GIVEN EXERCISE: Transcribe every line, keeping it exact.
# START OF MATERIAL SHOWN
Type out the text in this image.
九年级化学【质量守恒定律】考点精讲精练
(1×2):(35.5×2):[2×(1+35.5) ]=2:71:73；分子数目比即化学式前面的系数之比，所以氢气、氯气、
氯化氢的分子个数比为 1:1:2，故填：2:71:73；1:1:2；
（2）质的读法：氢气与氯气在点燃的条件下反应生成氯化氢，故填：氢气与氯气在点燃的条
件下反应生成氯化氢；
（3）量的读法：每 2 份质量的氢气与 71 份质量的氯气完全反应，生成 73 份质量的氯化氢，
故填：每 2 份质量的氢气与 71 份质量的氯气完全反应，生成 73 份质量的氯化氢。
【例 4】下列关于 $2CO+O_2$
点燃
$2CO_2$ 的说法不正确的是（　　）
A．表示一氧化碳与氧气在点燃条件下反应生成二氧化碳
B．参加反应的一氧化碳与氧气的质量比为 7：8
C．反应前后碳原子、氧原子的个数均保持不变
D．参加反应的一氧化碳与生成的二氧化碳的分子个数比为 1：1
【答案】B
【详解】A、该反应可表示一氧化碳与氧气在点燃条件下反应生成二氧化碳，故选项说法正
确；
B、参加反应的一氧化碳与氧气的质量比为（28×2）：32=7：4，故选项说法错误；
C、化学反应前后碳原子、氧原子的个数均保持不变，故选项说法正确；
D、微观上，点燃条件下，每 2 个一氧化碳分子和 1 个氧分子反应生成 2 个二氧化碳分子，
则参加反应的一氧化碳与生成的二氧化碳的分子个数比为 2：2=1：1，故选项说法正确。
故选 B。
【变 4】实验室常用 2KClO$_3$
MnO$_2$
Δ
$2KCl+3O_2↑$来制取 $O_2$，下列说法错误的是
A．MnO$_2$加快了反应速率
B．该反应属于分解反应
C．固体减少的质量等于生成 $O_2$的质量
# END OF MATERIAL SHOWN
TASK OUTPUT:
Type out the text in this image.
九年级化学【质量守恒定律】考点精讲精练
(1×2):(35.5×2):[2×(1+35.5) ]=2:71:73；分子数目比即化学式前面的系数之比，所以氢气、氯气、
氯化氢的分子个数比为 1:1:2，故填：2:71:73；1:1:2；
（2）质的读法：氢气与氯气在点燃的条件下反应生成氯化氢，故填：氢气与氯气在点燃的条
件下反应生成氯化氢；
（3）量的读法：每 2 份质量的氢气与 71 份质量的氯气完全反应，生成 73 份质量的氯化氢，
故填：每 2 份质量的氢气与 71 份质量的氯气完全反应，生成 73 份质量的氯化氢。
【例 4】下列关于 $2CO+O_2$
点燃
$2CO_2$ 的说法不正确的是（　　）
A．表示一氧化碳与氧气在点燃条件下反应生成二氧化碳
B．参加反应的一氧化碳与氧气的质量比为 7：8
C．反应前后碳原子、氧原子的个数均保持不变
D．参加反应的一氧化碳与生成的二氧化碳的分子个数比为 1：1
【答案】B
【详解】A、该反应可表示一氧化碳与氧气在点燃条件下反应生成二氧化碳，故选项说法正
确；
B、参加反应的一氧化碳与氧气的质量比为（28×2）：32=7：4，故选项说法错误；
C、化学反应前后碳原子、氧原子的个数均保持不变，故选项说法正确；
D、微观上，点燃条件下，每 2 个一氧化碳分子和 1 个氧分子反应生成 2 个二氧化碳分子，
则参加反应的一氧化碳与生成的二氧化碳的分子个数比为 2：2=1：1，故选项说法正确。
故选 B。
【变 4】实验室常用 2KClO$_3$
MnO$_2$
Δ
$2KCl+3O_2↑$来制取 $O_2$，下列说法错误的是
A．MnO$_2$加快了反应速率
B．该反应属于分解反应
C．固体减少的质量等于生成 $O_2$的质量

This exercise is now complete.